Work to complete: Extract every line that contains the word "Virginia".

──────── Excerpted records

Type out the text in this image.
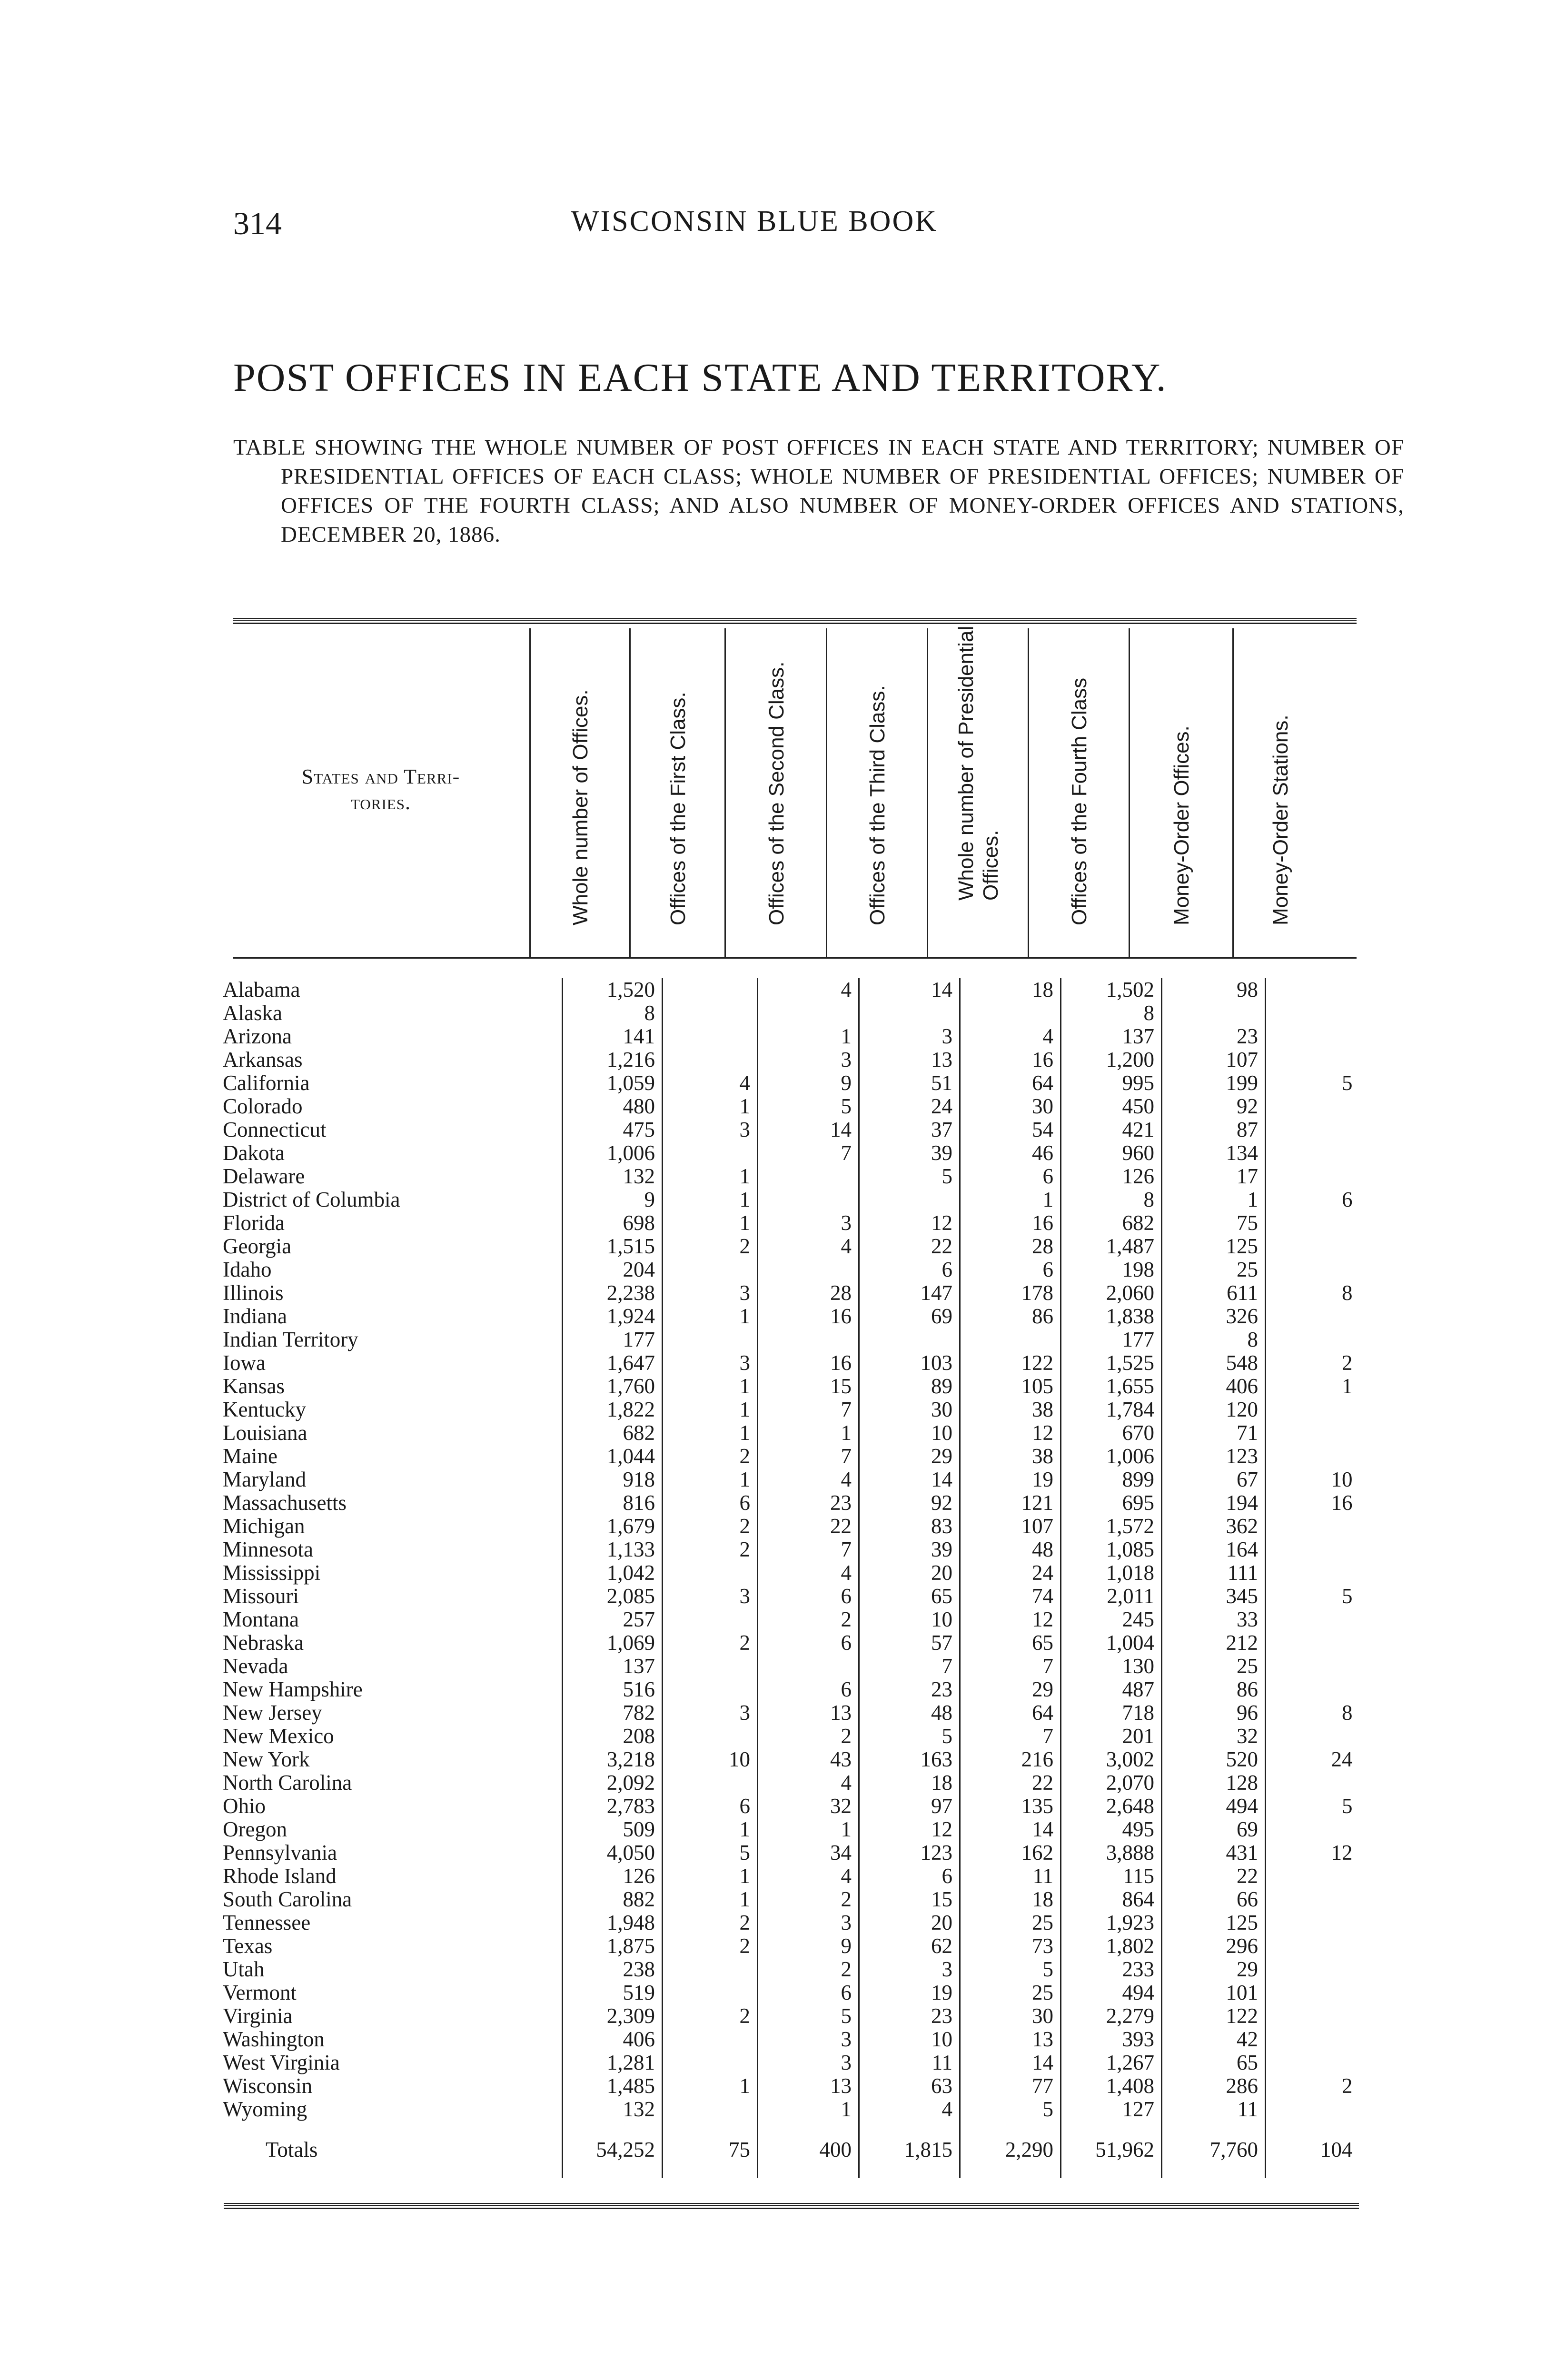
314	WISCONSIN BLUE BOOK
POST OFFICES IN EACH STATE AND TERRITORY.
TABLE SHOWING THE WHOLE NUMBER OF POST OFFICES IN EACH STATE AND TERRITORY; NUMBER OF PRESIDENTIAL OFFICES OF EACH CLASS; WHOLE NUMBER OF PRESIDENTIAL OFFICES; NUMBER OF OFFICES OF THE FOURTH CLASS; AND ALSO NUMBER OF MONEY-ORDER OFFICES AND STATIONS, DECEMBER 20, 1886.
States and Terri-
tories.	Whole number of Offices.	Offices of the First Class.	Offices of the Second Class.	Offices of the Third Class.	Whole number of Presidential Offices.	Offices of the Fourth Class	Money-Order Offices.	Money-Order Stations.
Alabama	1,520		4	14	18	1,502	98	
Alaska	8					8		
Arizona	141		1	3	4	137	23	
Arkansas	1,216		3	13	16	1,200	107	
California	1,059	4	9	51	64	995	199	5
Colorado	480	1	5	24	30	450	92	
Connecticut	475	3	14	37	54	421	87	
Dakota	1,006		7	39	46	960	134	
Delaware	132	1		5	6	126	17	
District of Columbia	9	1			1	8	1	6
Florida	698	1	3	12	16	682	75	
Georgia	1,515	2	4	22	28	1,487	125	
Idaho	204			6	6	198	25	
Illinois	2,238	3	28	147	178	2,060	611	8
Indiana	1,924	1	16	69	86	1,838	326	
Indian Territory	177					177	8	
Iowa	1,647	3	16	103	122	1,525	548	2
Kansas	1,760	1	15	89	105	1,655	406	1
Kentucky	1,822	1	7	30	38	1,784	120	
Louisiana	682	1	1	10	12	670	71	
Maine	1,044	2	7	29	38	1,006	123	
Maryland	918	1	4	14	19	899	67	10
Massachusetts	816	6	23	92	121	695	194	16
Michigan	1,679	2	22	83	107	1,572	362	
Minnesota	1,133	2	7	39	48	1,085	164	
Mississippi	1,042		4	20	24	1,018	111	
Missouri	2,085	3	6	65	74	2,011	345	5
Montana	257		2	10	12	245	33	
Nebraska	1,069	2	6	57	65	1,004	212	
Nevada	137			7	7	130	25	
New Hampshire	516		6	23	29	487	86	
New Jersey	782	3	13	48	64	718	96	8
New Mexico	208		2	5	7	201	32	
New York	3,218	10	43	163	216	3,002	520	24
North Carolina	2,092		4	18	22	2,070	128	
Ohio	2,783	6	32	97	135	2,648	494	5
Oregon	509	1	1	12	14	495	69	
Pennsylvania	4,050	5	34	123	162	3,888	431	12
Rhode Island	126	1	4	6	11	115	22	
South Carolina	882	1	2	15	18	864	66	
Tennessee	1,948	2	3	20	25	1,923	125	
Texas	1,875	2	9	62	73	1,802	296	
Utah	238		2	3	5	233	29	
Vermont	519		6	19	25	494	101	
Virginia	2,309	2	5	23	30	2,279	122	
Washington	406		3	10	13	393	42	
West Virginia	1,281		3	11	14	1,267	65	
Wisconsin	1,485	1	13	63	77	1,408	286	2
Wyoming	132		1	4	5	127	11	
Totals	54,252	75	400	1,815	2,290	51,962	7,760	104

────────────────

Answer to this task:
Virginia	2,309	2	5	23	30	2,279	122	
West Virginia	1,281		3	11	14	1,267	65	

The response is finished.